■ WHAT IS EXPECTED:
Render every line of the records below as a Markdown table with two columns, Number and Record line, leaving out blank lines and pictures.

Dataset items

..........

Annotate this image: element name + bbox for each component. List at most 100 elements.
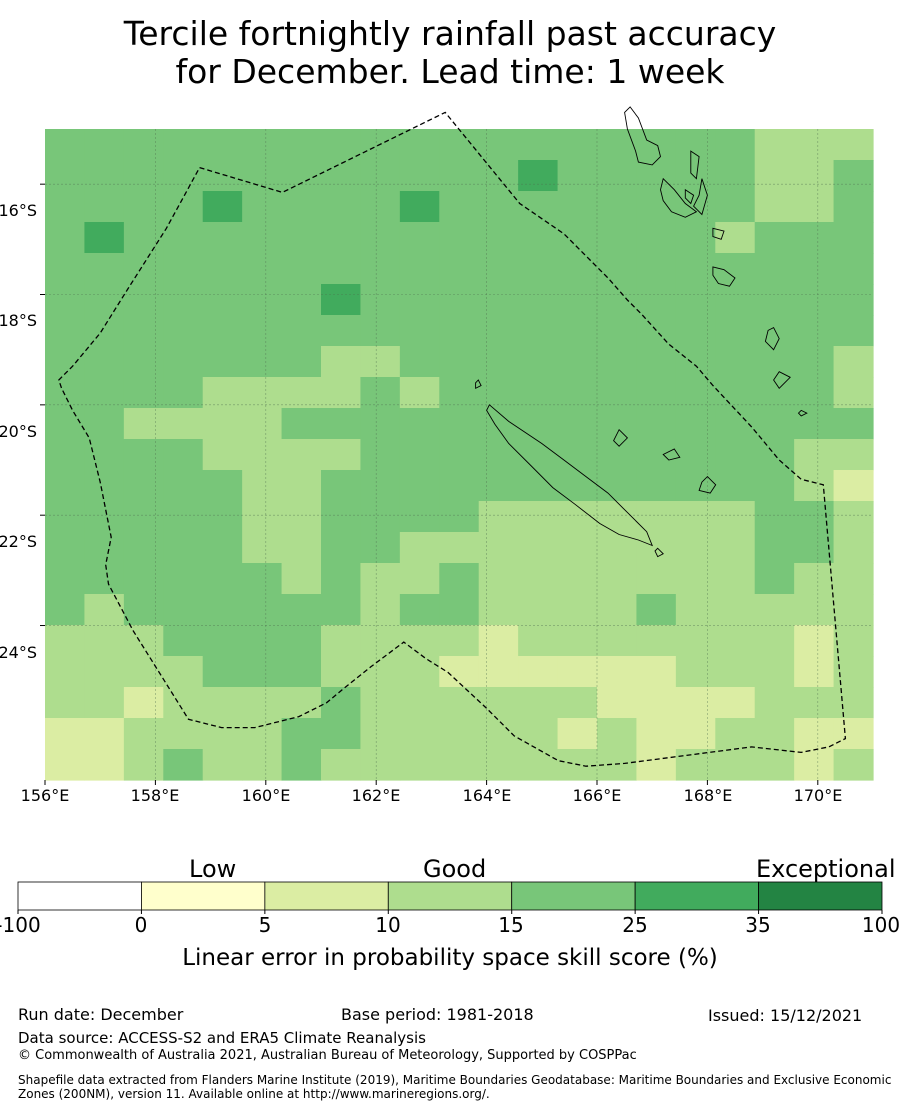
skill-cell: [84, 191, 125, 223]
skill-cell: [242, 470, 283, 502]
skill-cell: [675, 222, 716, 254]
skill-cell: [794, 315, 835, 347]
skill-cell: [557, 408, 598, 440]
colorbar-label: Linear error in probability space skill …: [182, 945, 718, 971]
skill-cell: [754, 408, 795, 440]
skill-cell: [439, 315, 480, 347]
skill-cell: [163, 439, 204, 471]
skill-cell: [478, 594, 519, 626]
skill-cell: [636, 191, 677, 223]
island-coastline: [712, 227, 725, 240]
skill-cell: [478, 687, 519, 719]
skill-cell: [281, 439, 322, 471]
skill-cell: [163, 222, 204, 254]
skill-cell: [45, 718, 86, 750]
skill-cell: [557, 687, 598, 719]
skill-cell: [833, 315, 874, 347]
skill-cell: [754, 687, 795, 719]
skill-cell: [675, 377, 716, 409]
skill-cell: [833, 594, 874, 626]
skill-cell: [439, 191, 480, 223]
skill-cell: [518, 718, 559, 750]
skill-cell: [84, 625, 125, 657]
skill-cell: [202, 191, 243, 223]
skill-cell: [321, 284, 362, 316]
skill-cell: [597, 501, 638, 533]
skill-cell: [557, 470, 598, 502]
skill-cell: [399, 501, 440, 533]
skill-cell: [321, 594, 362, 626]
skill-cell: [794, 470, 835, 502]
axis-ticks: [40, 183, 819, 785]
skill-cell: [123, 253, 164, 285]
island-coastline: [475, 379, 482, 390]
lon-tick-label: 156°E: [20, 786, 70, 805]
skill-cell: [123, 501, 164, 533]
island-coastline: [712, 266, 736, 287]
colorbar-segment: [634, 881, 759, 911]
skill-cell: [597, 594, 638, 626]
skill-cell: [557, 718, 598, 750]
skill-cell: [518, 687, 559, 719]
skill-cell: [794, 377, 835, 409]
skill-cell: [675, 439, 716, 471]
skill-cell: [675, 501, 716, 533]
skill-cell: [794, 129, 835, 161]
colorbar-heading-good: Good: [423, 855, 487, 883]
skill-cell: [518, 284, 559, 316]
skill-cell: [794, 718, 835, 750]
skill-cell: [321, 160, 362, 192]
skill-cell: [202, 439, 243, 471]
run-date: Run date: December: [18, 1005, 184, 1024]
skill-cell: [478, 470, 519, 502]
skill-cell: [557, 222, 598, 254]
skill-cell: [833, 253, 874, 285]
skill-cell: [163, 687, 204, 719]
skill-cell: [518, 408, 559, 440]
skill-cell: [281, 532, 322, 564]
skill-cell: [794, 625, 835, 657]
skill-cell: [636, 377, 677, 409]
skill-cell: [439, 408, 480, 440]
skill-cell: [715, 625, 756, 657]
skill-cell: [360, 718, 401, 750]
skill-cell: [45, 191, 86, 223]
skill-cell: [202, 160, 243, 192]
skill-cell: [242, 253, 283, 285]
skill-cell: [794, 687, 835, 719]
skill-cell: [163, 625, 204, 657]
lat-tick-label: 18°S: [0, 311, 37, 330]
skill-cell: [321, 656, 362, 688]
skill-cell: [518, 625, 559, 657]
skill-cell: [636, 315, 677, 347]
skill-cell: [360, 222, 401, 254]
colorbar-segment: [264, 881, 389, 911]
skill-cell: [399, 749, 440, 781]
skill-cell: [518, 222, 559, 254]
skill-cell: [597, 346, 638, 378]
skill-cell: [557, 594, 598, 626]
skill-cell: [84, 470, 125, 502]
skill-cell: [675, 129, 716, 161]
skill-cell: [163, 253, 204, 285]
skill-cell: [84, 315, 125, 347]
skill-cell: [84, 284, 125, 316]
skill-cell: [281, 563, 322, 595]
skill-cell: [518, 253, 559, 285]
skill-cell: [202, 501, 243, 533]
skill-cell: [45, 625, 86, 657]
skill-cell: [794, 749, 835, 781]
skill-cell: [360, 470, 401, 502]
skill-cell: [794, 222, 835, 254]
skill-cell: [636, 749, 677, 781]
skill-cell: [675, 284, 716, 316]
skill-cell: [45, 129, 86, 161]
skill-cell: [675, 315, 716, 347]
skill-cell: [321, 377, 362, 409]
skill-cell: [360, 656, 401, 688]
skill-cell: [518, 532, 559, 564]
skill-cell: [84, 377, 125, 409]
skill-cell: [636, 408, 677, 440]
skill-cell: [242, 501, 283, 533]
island-coastline: [684, 188, 695, 205]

..........

■ SOLUTION TO THE EXERCISE:
| Number | Record line |
|---|---|
| 1 | Annotate this image: element name + bbox for each component. List at most 100 elements. |
| 2 | skill-cell: [84, 191, 125, 223] |
| 3 | skill-cell: [242, 470, 283, 502] |
| 4 | skill-cell: [675, 222, 716, 254] |
| 5 | skill-cell: [794, 315, 835, 347] |
| 6 | skill-cell: [557, 408, 598, 440] |
| 7 | colorbar-label: Linear error in probability space skill …: [182, 945, 718, 971] |
| 8 | skill-cell: [754, 408, 795, 440] |
| 9 | skill-cell: [439, 315, 480, 347] |
| 10 | skill-cell: [163, 439, 204, 471] |
| 11 | skill-cell: [478, 594, 519, 626] |
| 12 | skill-cell: [636, 191, 677, 223] |
| 13 | island-coastline: [712, 227, 725, 240] |
| 14 | skill-cell: [478, 687, 519, 719] |
| 15 | skill-cell: [281, 439, 322, 471] |
| 16 | skill-cell: [163, 222, 204, 254] |
| 17 | skill-cell: [45, 718, 86, 750] |
| 18 | skill-cell: [557, 687, 598, 719] |
| 19 | skill-cell: [833, 315, 874, 347] |
| 20 | skill-cell: [754, 687, 795, 719] |
| 21 | skill-cell: [675, 377, 716, 409] |
| 22 | skill-cell: [833, 594, 874, 626] |
| 23 | skill-cell: [439, 191, 480, 223] |
| 24 | skill-cell: [518, 718, 559, 750] |
| 25 | skill-cell: [84, 625, 125, 657] |
| 26 | skill-cell: [202, 191, 243, 223] |
| 27 | skill-cell: [321, 284, 362, 316] |
| 28 | skill-cell: [597, 501, 638, 533] |
| 29 | skill-cell: [557, 470, 598, 502] |
| 30 | skill-cell: [399, 501, 440, 533] |
| 31 | skill-cell: [321, 594, 362, 626] |
| 32 | skill-cell: [794, 470, 835, 502] |
| 33 | axis-ticks: [40, 183, 819, 785] |
| 34 | skill-cell: [123, 253, 164, 285] |
| 35 | island-coastline: [475, 379, 482, 390] |
| 36 | lon-tick-label: 156°E: [20, 786, 70, 805] |
| 37 | skill-cell: [123, 501, 164, 533] |
| 38 | island-coastline: [712, 266, 736, 287] |
| 39 | colorbar-segment: [634, 881, 759, 911] |
| 40 | skill-cell: [597, 594, 638, 626] |
| 41 | skill-cell: [557, 718, 598, 750] |
| 42 | skill-cell: [518, 687, 559, 719] |
| 43 | skill-cell: [794, 377, 835, 409] |
| 44 | skill-cell: [675, 439, 716, 471] |
| 45 | skill-cell: [675, 501, 716, 533] |
| 46 | skill-cell: [794, 129, 835, 161] |
| 47 | colorbar-heading-good: Good: [423, 855, 487, 883] |
| 48 | skill-cell: [518, 284, 559, 316] |
| 49 | skill-cell: [794, 718, 835, 750] |
| 50 | skill-cell: [321, 160, 362, 192] |
| 51 | skill-cell: [202, 439, 243, 471] |
| 52 | run-date: Run date: December: [18, 1005, 184, 1024] |
| 53 | skill-cell: [478, 470, 519, 502] |
| 54 | skill-cell: [557, 222, 598, 254] |
| 55 | skill-cell: [833, 253, 874, 285] |
| 56 | skill-cell: [163, 687, 204, 719] |
| 57 | skill-cell: [518, 408, 559, 440] |
| 58 | skill-cell: [281, 532, 322, 564] |
| 59 | skill-cell: [794, 625, 835, 657] |
| 60 | skill-cell: [636, 377, 677, 409] |
| 61 | skill-cell: [439, 408, 480, 440] |
| 62 | skill-cell: [715, 625, 756, 657] |
| 63 | skill-cell: [360, 718, 401, 750] |
| 64 | skill-cell: [45, 191, 86, 223] |
| 65 | skill-cell: [202, 160, 243, 192] |
| 66 | skill-cell: [242, 253, 283, 285] |
| 67 | skill-cell: [794, 687, 835, 719] |
| 68 | skill-cell: [163, 625, 204, 657] |
| 69 | lat-tick-label: 18°S: [0, 311, 37, 330] |
| 70 | skill-cell: [321, 656, 362, 688] |
| 71 | skill-cell: [518, 625, 559, 657] |
| 72 | skill-cell: [636, 315, 677, 347] |
| 73 | skill-cell: [360, 222, 401, 254] |
| 74 | colorbar-segment: [264, 881, 389, 911] |
| 75 | skill-cell: [399, 749, 440, 781] |
| 76 | skill-cell: [518, 222, 559, 254] |
| 77 | skill-cell: [597, 346, 638, 378] |
| 78 | skill-cell: [557, 594, 598, 626] |
| 79 | skill-cell: [84, 470, 125, 502] |
| 80 | skill-cell: [675, 129, 716, 161] |
| 81 | skill-cell: [163, 253, 204, 285] |
| 82 | skill-cell: [84, 315, 125, 347] |
| 83 | skill-cell: [84, 284, 125, 316] |
| 84 | skill-cell: [281, 563, 322, 595] |
| 85 | skill-cell: [518, 253, 559, 285] |
| 86 | skill-cell: [202, 501, 243, 533] |
| 87 | skill-cell: [45, 625, 86, 657] |
| 88 | skill-cell: [794, 749, 835, 781] |
| 89 | skill-cell: [360, 470, 401, 502] |
| 90 | skill-cell: [794, 222, 835, 254] |
| 91 | skill-cell: [636, 749, 677, 781] |
| 92 | skill-cell: [675, 284, 716, 316] |
| 93 | skill-cell: [45, 129, 86, 161] |
| 94 | skill-cell: [675, 315, 716, 347] |
| 95 | skill-cell: [321, 377, 362, 409] |
| 96 | skill-cell: [360, 656, 401, 688] |
| 97 | skill-cell: [518, 532, 559, 564] |
| 98 | skill-cell: [84, 377, 125, 409] |
| 99 | skill-cell: [636, 408, 677, 440] |
| 100 | skill-cell: [242, 501, 283, 533] |
| 101 | island-coastline: [684, 188, 695, 205] |